What the task requires: Extract all records. Keep each one exact.

Task material:
*-*-*
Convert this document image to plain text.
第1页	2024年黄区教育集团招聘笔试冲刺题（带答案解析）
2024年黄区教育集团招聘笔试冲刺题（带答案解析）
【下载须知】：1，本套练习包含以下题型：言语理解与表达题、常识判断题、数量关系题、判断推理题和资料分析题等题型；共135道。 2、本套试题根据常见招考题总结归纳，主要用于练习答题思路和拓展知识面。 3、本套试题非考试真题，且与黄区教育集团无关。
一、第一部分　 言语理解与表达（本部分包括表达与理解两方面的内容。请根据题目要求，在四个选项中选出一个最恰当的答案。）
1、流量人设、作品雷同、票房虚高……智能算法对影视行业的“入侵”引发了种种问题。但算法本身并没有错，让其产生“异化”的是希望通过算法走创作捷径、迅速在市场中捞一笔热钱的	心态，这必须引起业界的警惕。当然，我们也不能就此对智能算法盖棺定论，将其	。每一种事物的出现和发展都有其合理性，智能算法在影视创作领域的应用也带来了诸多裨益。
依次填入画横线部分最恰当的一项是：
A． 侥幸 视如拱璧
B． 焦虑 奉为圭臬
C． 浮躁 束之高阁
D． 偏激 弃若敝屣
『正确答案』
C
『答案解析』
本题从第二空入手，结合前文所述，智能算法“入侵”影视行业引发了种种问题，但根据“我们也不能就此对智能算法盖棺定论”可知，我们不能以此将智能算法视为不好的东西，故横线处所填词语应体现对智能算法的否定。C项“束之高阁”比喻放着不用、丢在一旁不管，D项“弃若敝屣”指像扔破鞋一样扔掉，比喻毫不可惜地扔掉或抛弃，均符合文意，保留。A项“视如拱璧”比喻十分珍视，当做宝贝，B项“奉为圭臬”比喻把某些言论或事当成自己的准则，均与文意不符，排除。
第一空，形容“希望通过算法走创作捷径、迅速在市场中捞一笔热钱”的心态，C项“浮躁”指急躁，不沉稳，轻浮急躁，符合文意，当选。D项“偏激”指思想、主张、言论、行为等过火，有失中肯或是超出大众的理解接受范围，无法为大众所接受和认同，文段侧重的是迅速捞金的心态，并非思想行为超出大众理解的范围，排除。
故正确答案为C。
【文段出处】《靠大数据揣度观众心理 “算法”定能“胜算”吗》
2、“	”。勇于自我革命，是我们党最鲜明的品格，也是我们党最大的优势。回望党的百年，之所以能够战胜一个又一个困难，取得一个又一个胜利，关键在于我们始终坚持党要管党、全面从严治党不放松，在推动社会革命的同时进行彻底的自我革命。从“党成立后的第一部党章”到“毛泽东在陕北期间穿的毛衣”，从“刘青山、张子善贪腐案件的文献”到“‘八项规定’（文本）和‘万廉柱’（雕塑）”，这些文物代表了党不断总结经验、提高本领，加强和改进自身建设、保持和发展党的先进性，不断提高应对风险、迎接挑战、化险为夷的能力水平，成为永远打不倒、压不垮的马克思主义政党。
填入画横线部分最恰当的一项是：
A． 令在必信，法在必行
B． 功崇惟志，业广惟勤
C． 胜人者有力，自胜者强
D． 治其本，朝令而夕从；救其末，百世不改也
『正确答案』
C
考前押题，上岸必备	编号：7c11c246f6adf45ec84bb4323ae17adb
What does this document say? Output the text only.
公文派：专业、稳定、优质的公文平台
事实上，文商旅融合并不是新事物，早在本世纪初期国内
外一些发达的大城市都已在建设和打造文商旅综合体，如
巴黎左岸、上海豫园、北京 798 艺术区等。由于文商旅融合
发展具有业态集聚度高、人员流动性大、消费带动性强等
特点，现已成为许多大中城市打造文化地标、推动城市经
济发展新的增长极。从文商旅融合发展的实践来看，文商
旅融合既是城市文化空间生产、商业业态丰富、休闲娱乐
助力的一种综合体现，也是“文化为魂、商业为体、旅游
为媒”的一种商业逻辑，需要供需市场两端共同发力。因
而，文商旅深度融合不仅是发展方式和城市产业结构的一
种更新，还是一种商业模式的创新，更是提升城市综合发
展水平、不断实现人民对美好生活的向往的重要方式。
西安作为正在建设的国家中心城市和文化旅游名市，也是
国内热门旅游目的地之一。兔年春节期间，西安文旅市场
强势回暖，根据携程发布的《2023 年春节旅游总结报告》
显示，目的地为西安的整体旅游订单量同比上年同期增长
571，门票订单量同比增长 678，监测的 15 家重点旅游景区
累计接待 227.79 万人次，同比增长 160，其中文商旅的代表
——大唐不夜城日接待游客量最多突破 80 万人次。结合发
*-*-*
The answer:
Convert this document image to plain text.
第1页	2024年黄区教育集团招聘笔试冲刺题（带答案解析）
2024年黄区教育集团招聘笔试冲刺题（带答案解析）
【下载须知】：1，本套练习包含以下题型：言语理解与表达题、常识判断题、数量关系题、判断推理题和资料分析题等题型；共135道。 2、本套试题根据常见招考题总结归纳，主要用于练习答题思路和拓展知识面。 3、本套试题非考试真题，且与黄区教育集团无关。
一、第一部分　 言语理解与表达（本部分包括表达与理解两方面的内容。请根据题目要求，在四个选项中选出一个最恰当的答案。）
1、流量人设、作品雷同、票房虚高……智能算法对影视行业的“入侵”引发了种种问题。但算法本身并没有错，让其产生“异化”的是希望通过算法走创作捷径、迅速在市场中捞一笔热钱的	心态，这必须引起业界的警惕。当然，我们也不能就此对智能算法盖棺定论，将其	。每一种事物的出现和发展都有其合理性，智能算法在影视创作领域的应用也带来了诸多裨益。
依次填入画横线部分最恰当的一项是：
A． 侥幸 视如拱璧
B． 焦虑 奉为圭臬
C． 浮躁 束之高阁
D． 偏激 弃若敝屣
『正确答案』
C
『答案解析』
本题从第二空入手，结合前文所述，智能算法“入侵”影视行业引发了种种问题，但根据“我们也不能就此对智能算法盖棺定论”可知，我们不能以此将智能算法视为不好的东西，故横线处所填词语应体现对智能算法的否定。C项“束之高阁”比喻放着不用、丢在一旁不管，D项“弃若敝屣”指像扔破鞋一样扔掉，比喻毫不可惜地扔掉或抛弃，均符合文意，保留。A项“视如拱璧”比喻十分珍视，当做宝贝，B项“奉为圭臬”比喻把某些言论或事当成自己的准则，均与文意不符，排除。
第一空，形容“希望通过算法走创作捷径、迅速在市场中捞一笔热钱”的心态，C项“浮躁”指急躁，不沉稳，轻浮急躁，符合文意，当选。D项“偏激”指思想、主张、言论、行为等过火，有失中肯或是超出大众的理解接受范围，无法为大众所接受和认同，文段侧重的是迅速捞金的心态，并非思想行为超出大众理解的范围，排除。
故正确答案为C。
【文段出处】《靠大数据揣度观众心理 “算法”定能“胜算”吗》
2、“	”。勇于自我革命，是我们党最鲜明的品格，也是我们党最大的优势。回望党的百年，之所以能够战胜一个又一个困难，取得一个又一个胜利，关键在于我们始终坚持党要管党、全面从严治党不放松，在推动社会革命的同时进行彻底的自我革命。从“党成立后的第一部党章”到“毛泽东在陕北期间穿的毛衣”，从“刘青山、张子善贪腐案件的文献”到“‘八项规定’（文本）和‘万廉柱’（雕塑）”，这些文物代表了党不断总结经验、提高本领，加强和改进自身建设、保持和发展党的先进性，不断提高应对风险、迎接挑战、化险为夷的能力水平，成为永远打不倒、压不垮的马克思主义政党。
填入画横线部分最恰当的一项是：
A． 令在必信，法在必行
B． 功崇惟志，业广惟勤
C． 胜人者有力，自胜者强
D． 治其本，朝令而夕从；救其末，百世不改也
『正确答案』
C
考前押题，上岸必备	编号：7c11c246f6adf45ec84bb4323ae17adb
What does this document say? Output the text only.
公文派：专业、稳定、优质的公文平台
事实上，文商旅融合并不是新事物，早在本世纪初期国内
外一些发达的大城市都已在建设和打造文商旅综合体，如
巴黎左岸、上海豫园、北京 798 艺术区等。由于文商旅融合
发展具有业态集聚度高、人员流动性大、消费带动性强等
特点，现已成为许多大中城市打造文化地标、推动城市经
济发展新的增长极。从文商旅融合发展的实践来看，文商
旅融合既是城市文化空间生产、商业业态丰富、休闲娱乐
助力的一种综合体现，也是“文化为魂、商业为体、旅游
为媒”的一种商业逻辑，需要供需市场两端共同发力。因
而，文商旅深度融合不仅是发展方式和城市产业结构的一
种更新，还是一种商业模式的创新，更是提升城市综合发
展水平、不断实现人民对美好生活的向往的重要方式。
西安作为正在建设的国家中心城市和文化旅游名市，也是
国内热门旅游目的地之一。兔年春节期间，西安文旅市场
强势回暖，根据携程发布的《2023 年春节旅游总结报告》
显示，目的地为西安的整体旅游订单量同比上年同期增长
571，门票订单量同比增长 678，监测的 15 家重点旅游景区
累计接待 227.79 万人次，同比增长 160，其中文商旅的代表
——大唐不夜城日接待游客量最多突破 80 万人次。结合发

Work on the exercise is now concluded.